Requirement: Please list all lines of the material below in which the string "двух" occurs.

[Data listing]
⁂
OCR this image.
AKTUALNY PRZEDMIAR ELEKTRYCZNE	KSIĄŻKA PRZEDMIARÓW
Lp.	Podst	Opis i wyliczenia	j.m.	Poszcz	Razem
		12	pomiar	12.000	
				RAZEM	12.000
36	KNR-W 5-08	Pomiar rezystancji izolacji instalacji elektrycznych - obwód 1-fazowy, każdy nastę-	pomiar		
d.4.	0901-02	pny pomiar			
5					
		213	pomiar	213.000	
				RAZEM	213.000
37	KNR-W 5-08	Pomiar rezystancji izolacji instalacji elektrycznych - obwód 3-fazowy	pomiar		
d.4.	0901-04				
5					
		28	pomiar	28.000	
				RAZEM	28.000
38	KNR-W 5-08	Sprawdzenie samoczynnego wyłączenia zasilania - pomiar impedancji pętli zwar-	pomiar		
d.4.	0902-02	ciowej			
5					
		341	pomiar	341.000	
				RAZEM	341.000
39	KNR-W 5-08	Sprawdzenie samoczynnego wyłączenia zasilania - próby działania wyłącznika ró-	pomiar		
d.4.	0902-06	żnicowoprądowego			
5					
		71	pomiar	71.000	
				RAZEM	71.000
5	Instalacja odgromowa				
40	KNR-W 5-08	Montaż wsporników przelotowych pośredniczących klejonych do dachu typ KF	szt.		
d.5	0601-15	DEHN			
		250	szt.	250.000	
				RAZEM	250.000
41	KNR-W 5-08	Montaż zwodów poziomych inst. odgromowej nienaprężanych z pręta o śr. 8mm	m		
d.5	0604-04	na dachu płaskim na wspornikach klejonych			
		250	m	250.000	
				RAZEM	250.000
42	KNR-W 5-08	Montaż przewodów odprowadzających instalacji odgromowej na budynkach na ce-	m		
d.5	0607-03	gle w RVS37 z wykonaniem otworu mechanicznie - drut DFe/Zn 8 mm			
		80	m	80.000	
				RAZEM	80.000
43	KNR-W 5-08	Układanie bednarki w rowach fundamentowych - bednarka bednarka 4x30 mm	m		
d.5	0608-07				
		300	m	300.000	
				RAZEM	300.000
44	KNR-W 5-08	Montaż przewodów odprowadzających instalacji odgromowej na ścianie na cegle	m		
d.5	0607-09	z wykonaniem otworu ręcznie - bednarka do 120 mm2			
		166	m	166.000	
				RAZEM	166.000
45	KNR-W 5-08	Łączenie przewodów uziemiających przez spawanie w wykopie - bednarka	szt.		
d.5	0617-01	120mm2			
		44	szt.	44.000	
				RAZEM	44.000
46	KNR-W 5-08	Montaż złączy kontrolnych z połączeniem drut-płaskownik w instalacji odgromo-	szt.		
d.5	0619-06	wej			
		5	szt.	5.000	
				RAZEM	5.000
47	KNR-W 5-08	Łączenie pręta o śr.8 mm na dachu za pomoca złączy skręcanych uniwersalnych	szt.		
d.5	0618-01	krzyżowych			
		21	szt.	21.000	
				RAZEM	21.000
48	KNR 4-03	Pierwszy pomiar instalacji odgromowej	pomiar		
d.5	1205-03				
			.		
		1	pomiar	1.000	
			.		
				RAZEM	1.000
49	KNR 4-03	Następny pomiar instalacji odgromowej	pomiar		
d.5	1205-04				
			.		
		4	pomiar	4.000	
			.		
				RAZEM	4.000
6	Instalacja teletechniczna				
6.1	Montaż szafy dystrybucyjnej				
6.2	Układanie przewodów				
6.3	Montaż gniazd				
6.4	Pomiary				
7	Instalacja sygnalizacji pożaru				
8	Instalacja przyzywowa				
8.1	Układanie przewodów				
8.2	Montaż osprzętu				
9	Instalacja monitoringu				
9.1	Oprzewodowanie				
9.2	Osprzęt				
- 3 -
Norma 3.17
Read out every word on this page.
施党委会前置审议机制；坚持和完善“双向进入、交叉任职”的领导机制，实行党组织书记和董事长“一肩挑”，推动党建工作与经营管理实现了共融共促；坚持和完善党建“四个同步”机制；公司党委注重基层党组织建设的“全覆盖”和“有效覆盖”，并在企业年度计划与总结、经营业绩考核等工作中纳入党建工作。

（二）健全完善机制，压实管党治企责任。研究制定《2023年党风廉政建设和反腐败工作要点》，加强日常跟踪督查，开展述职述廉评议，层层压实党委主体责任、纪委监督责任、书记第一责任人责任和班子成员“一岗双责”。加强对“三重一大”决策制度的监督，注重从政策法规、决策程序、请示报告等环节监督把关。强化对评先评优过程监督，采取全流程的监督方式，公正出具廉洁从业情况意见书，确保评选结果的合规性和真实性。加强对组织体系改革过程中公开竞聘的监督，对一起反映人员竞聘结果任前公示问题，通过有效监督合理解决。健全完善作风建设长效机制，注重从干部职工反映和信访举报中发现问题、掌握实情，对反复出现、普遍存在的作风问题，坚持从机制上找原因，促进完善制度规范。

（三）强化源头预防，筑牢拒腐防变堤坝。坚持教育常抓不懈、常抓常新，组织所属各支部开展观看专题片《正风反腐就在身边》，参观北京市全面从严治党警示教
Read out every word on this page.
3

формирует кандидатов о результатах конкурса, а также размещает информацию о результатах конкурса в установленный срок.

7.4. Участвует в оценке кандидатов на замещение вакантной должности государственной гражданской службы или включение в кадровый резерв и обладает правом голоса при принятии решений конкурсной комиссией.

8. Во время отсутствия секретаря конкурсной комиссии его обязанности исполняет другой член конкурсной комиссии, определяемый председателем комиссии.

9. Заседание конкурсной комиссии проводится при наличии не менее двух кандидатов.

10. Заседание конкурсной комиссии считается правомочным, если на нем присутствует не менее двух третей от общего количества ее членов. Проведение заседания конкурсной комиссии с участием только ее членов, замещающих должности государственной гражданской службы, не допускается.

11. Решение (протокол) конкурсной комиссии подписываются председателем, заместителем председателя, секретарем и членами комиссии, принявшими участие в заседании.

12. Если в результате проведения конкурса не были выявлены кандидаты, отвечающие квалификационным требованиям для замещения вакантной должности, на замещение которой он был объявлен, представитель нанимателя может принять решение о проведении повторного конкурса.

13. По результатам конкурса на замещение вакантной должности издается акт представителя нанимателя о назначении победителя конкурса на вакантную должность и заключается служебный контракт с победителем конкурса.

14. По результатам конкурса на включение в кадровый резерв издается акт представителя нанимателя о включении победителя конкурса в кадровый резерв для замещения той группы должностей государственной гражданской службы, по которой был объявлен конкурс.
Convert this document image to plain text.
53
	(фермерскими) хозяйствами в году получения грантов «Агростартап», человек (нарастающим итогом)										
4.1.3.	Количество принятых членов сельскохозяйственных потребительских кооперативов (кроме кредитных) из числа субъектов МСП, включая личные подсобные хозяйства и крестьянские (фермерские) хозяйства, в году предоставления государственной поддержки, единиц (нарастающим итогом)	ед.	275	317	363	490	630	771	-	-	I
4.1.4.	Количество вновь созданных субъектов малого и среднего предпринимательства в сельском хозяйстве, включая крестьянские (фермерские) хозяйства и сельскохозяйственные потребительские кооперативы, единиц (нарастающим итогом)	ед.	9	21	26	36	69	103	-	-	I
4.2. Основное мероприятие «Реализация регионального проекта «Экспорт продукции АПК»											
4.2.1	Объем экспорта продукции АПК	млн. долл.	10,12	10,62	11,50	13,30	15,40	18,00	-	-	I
⁂
Reply:
9. Заседание конкурсной комиссии проводится при наличии не менее двух кандидатов.
10. Заседание конкурсной комиссии считается правомочным, если на нем присутствует не менее двух третей от общего количества ее членов. Проведение заседания конкурсной комиссии с участием только ее членов, замещающих должности государственной гражданской службы, не допускается.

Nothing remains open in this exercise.